__INSTRUCTIONS FOR THE TASK__. Please repeat all of the lines that follow, exactly as written.

__SUPPLIED INFORMATION__.
--- Begin ---

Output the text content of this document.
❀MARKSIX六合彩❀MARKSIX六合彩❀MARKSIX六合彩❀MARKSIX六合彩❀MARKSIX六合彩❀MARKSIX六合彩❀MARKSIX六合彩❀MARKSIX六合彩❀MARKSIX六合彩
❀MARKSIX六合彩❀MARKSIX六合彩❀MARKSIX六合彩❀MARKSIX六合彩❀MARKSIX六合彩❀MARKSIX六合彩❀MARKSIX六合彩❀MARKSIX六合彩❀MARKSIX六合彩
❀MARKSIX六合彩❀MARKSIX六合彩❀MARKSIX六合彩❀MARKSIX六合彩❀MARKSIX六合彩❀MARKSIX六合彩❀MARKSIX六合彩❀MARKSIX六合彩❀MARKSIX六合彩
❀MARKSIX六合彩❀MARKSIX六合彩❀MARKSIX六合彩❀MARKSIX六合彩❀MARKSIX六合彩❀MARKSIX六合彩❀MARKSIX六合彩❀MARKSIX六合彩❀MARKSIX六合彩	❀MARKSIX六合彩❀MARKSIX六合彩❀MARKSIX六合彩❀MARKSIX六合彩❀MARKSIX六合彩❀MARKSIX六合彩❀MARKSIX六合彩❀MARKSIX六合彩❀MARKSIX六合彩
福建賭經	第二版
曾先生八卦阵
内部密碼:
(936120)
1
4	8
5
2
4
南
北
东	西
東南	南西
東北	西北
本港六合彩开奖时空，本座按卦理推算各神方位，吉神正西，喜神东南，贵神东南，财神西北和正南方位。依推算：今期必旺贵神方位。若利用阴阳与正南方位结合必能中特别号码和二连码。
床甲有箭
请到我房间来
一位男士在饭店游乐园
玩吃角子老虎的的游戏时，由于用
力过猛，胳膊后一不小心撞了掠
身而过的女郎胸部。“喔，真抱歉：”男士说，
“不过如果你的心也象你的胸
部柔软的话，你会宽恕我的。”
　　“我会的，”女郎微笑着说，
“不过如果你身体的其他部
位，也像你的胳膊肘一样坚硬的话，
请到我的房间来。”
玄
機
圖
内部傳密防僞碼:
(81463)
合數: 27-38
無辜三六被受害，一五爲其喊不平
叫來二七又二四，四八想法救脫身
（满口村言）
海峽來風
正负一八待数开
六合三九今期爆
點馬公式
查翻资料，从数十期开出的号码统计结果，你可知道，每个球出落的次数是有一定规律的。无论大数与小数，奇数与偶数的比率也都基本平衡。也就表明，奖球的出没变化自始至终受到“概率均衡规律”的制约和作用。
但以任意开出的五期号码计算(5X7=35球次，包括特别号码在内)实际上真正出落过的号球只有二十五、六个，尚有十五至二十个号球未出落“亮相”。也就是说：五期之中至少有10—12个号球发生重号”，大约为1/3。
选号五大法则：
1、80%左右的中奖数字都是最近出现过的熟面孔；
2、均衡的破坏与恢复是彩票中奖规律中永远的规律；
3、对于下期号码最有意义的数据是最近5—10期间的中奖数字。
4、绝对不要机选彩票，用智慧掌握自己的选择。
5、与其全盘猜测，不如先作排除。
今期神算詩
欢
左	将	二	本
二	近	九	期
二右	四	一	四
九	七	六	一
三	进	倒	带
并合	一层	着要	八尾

--- End ---

__WRITTEN ANSWER__.
Output the text content of this document.
❀MARKSIX六合彩❀MARKSIX六合彩❀MARKSIX六合彩❀MARKSIX六合彩❀MARKSIX六合彩❀MARKSIX六合彩❀MARKSIX六合彩❀MARKSIX六合彩❀MARKSIX六合彩
❀MARKSIX六合彩❀MARKSIX六合彩❀MARKSIX六合彩❀MARKSIX六合彩❀MARKSIX六合彩❀MARKSIX六合彩❀MARKSIX六合彩❀MARKSIX六合彩❀MARKSIX六合彩
❀MARKSIX六合彩❀MARKSIX六合彩❀MARKSIX六合彩❀MARKSIX六合彩❀MARKSIX六合彩❀MARKSIX六合彩❀MARKSIX六合彩❀MARKSIX六合彩❀MARKSIX六合彩
❀MARKSIX六合彩❀MARKSIX六合彩❀MARKSIX六合彩❀MARKSIX六合彩❀MARKSIX六合彩❀MARKSIX六合彩❀MARKSIX六合彩❀MARKSIX六合彩❀MARKSIX六合彩	❀MARKSIX六合彩❀MARKSIX六合彩❀MARKSIX六合彩❀MARKSIX六合彩❀MARKSIX六合彩❀MARKSIX六合彩❀MARKSIX六合彩❀MARKSIX六合彩❀MARKSIX六合彩
福建賭經	第二版
曾先生八卦阵
内部密碼:
(936120)
1
4	8
5
2
4
南
北
东	西
東南	南西
東北	西北
本港六合彩开奖时空，本座按卦理推算各神方位，吉神正西，喜神东南，贵神东南，财神西北和正南方位。依推算：今期必旺贵神方位。若利用阴阳与正南方位结合必能中特别号码和二连码。
床甲有箭
请到我房间来
一位男士在饭店游乐园
玩吃角子老虎的的游戏时，由于用
力过猛，胳膊后一不小心撞了掠
身而过的女郎胸部。“喔，真抱歉：”男士说，
“不过如果你的心也象你的胸
部柔软的话，你会宽恕我的。”
　　“我会的，”女郎微笑着说，
“不过如果你身体的其他部
位，也像你的胳膊肘一样坚硬的话，
请到我的房间来。”
玄
機
圖
内部傳密防僞碼:
(81463)
合數: 27-38
無辜三六被受害，一五爲其喊不平
叫來二七又二四，四八想法救脫身
（满口村言）
海峽來風
正负一八待数开
六合三九今期爆
點馬公式
查翻资料，从数十期开出的号码统计结果，你可知道，每个球出落的次数是有一定规律的。无论大数与小数，奇数与偶数的比率也都基本平衡。也就表明，奖球的出没变化自始至终受到“概率均衡规律”的制约和作用。
但以任意开出的五期号码计算(5X7=35球次，包括特别号码在内)实际上真正出落过的号球只有二十五、六个，尚有十五至二十个号球未出落“亮相”。也就是说：五期之中至少有10—12个号球发生重号”，大约为1/3。
选号五大法则：
1、80%左右的中奖数字都是最近出现过的熟面孔；
2、均衡的破坏与恢复是彩票中奖规律中永远的规律；
3、对于下期号码最有意义的数据是最近5—10期间的中奖数字。
4、绝对不要机选彩票，用智慧掌握自己的选择。
5、与其全盘猜测，不如先作排除。
今期神算詩
欢
左	将	二	本
二	近	九	期
二右	四	一	四
九	七	六	一
三	进	倒	带
并合	一层	着要	八尾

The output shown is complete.